GOAL: In the entries below, find every line with "backscattering" and copy it.
┏━━
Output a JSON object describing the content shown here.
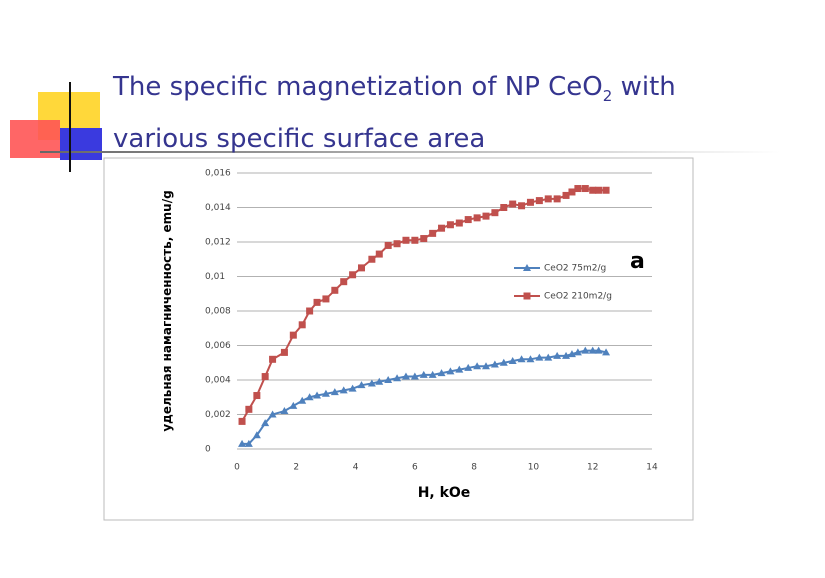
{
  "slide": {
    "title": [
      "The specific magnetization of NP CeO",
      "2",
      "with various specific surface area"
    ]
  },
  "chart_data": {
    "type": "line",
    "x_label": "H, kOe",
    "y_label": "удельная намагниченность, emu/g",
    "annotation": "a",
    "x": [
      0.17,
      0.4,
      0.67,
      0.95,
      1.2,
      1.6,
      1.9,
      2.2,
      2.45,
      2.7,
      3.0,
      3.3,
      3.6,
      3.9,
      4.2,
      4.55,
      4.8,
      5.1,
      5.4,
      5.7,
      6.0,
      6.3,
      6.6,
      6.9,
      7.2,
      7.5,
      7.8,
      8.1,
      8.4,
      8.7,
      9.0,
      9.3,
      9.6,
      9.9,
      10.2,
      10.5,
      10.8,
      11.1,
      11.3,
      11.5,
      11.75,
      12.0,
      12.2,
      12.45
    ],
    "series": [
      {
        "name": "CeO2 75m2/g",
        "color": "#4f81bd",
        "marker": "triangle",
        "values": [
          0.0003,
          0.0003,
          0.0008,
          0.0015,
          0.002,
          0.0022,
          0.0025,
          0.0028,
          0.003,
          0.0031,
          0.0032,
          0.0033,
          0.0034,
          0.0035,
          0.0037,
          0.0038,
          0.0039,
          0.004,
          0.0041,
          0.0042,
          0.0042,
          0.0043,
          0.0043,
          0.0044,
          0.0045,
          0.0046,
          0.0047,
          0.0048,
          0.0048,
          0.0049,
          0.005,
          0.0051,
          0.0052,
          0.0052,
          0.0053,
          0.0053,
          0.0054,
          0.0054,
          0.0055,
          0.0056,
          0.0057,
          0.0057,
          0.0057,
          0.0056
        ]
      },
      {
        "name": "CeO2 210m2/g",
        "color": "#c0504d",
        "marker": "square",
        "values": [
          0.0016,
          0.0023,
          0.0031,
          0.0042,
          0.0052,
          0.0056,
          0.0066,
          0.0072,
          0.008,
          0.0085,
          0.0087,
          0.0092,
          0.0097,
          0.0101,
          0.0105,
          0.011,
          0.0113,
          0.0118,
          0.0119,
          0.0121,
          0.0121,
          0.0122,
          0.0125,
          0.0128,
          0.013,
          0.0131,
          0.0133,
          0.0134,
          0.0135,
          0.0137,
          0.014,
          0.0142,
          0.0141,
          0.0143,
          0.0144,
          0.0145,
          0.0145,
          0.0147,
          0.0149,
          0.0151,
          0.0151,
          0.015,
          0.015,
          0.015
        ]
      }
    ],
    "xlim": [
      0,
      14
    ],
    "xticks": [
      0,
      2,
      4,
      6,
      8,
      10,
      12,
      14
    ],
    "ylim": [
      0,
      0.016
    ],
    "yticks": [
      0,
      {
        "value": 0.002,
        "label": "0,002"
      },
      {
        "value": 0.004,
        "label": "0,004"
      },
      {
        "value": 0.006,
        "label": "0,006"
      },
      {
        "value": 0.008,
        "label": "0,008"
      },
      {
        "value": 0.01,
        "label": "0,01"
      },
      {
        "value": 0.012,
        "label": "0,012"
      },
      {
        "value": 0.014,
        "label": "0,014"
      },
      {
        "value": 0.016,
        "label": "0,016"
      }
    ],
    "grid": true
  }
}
┗━━
┏━━
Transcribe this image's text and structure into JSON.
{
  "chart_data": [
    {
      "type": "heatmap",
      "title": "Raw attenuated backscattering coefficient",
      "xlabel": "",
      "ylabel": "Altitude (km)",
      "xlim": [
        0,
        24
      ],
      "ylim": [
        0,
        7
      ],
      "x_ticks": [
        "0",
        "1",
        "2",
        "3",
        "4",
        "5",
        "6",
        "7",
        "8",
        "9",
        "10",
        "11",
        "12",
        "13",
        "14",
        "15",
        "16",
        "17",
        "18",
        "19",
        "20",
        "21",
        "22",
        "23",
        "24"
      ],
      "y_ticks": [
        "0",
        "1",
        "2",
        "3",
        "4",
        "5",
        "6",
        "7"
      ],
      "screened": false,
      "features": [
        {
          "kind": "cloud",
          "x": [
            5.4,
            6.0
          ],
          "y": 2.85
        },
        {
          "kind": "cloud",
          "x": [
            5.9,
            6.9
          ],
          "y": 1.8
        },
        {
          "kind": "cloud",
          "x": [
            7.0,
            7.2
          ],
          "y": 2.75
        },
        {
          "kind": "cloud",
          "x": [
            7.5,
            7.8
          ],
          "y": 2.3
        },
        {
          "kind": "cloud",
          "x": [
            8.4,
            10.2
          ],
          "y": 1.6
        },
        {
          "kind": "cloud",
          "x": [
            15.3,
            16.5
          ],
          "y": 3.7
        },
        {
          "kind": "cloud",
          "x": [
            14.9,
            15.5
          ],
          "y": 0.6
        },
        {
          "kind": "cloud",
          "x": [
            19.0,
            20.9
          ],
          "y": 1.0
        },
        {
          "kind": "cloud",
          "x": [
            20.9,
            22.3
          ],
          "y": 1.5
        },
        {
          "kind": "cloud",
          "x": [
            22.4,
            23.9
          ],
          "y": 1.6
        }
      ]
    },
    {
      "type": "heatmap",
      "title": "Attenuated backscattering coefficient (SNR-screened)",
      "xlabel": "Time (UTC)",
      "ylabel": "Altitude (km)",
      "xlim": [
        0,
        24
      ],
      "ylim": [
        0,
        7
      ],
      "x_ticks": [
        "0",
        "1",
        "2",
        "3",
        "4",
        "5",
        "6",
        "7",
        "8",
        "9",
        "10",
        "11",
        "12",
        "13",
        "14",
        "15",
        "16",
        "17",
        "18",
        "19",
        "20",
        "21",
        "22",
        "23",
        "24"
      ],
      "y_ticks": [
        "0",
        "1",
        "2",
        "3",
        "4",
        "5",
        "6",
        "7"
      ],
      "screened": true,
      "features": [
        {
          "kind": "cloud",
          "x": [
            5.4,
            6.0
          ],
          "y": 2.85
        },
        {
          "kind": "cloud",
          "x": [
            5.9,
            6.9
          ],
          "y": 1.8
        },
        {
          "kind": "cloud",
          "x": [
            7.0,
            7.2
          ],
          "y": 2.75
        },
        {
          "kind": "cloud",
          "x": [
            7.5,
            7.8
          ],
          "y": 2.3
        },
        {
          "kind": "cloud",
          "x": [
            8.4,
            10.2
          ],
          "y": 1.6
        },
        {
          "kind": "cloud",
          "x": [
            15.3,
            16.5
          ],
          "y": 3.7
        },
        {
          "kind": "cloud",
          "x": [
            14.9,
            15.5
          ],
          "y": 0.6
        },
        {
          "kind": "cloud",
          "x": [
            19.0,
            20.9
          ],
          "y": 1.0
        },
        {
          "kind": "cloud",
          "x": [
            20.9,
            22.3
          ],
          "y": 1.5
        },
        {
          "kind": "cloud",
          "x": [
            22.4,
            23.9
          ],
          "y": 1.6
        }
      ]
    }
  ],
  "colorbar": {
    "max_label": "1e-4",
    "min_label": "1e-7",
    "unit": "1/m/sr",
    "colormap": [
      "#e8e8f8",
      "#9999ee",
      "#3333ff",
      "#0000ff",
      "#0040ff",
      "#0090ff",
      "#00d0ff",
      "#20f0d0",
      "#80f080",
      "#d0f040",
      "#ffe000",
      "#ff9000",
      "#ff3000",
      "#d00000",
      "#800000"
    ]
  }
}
┗━━
ANSWER FOR THE TASK:
      "title": "Raw attenuated backscattering coefficient",
      "title": "Attenuated backscattering coefficient (SNR-screened)",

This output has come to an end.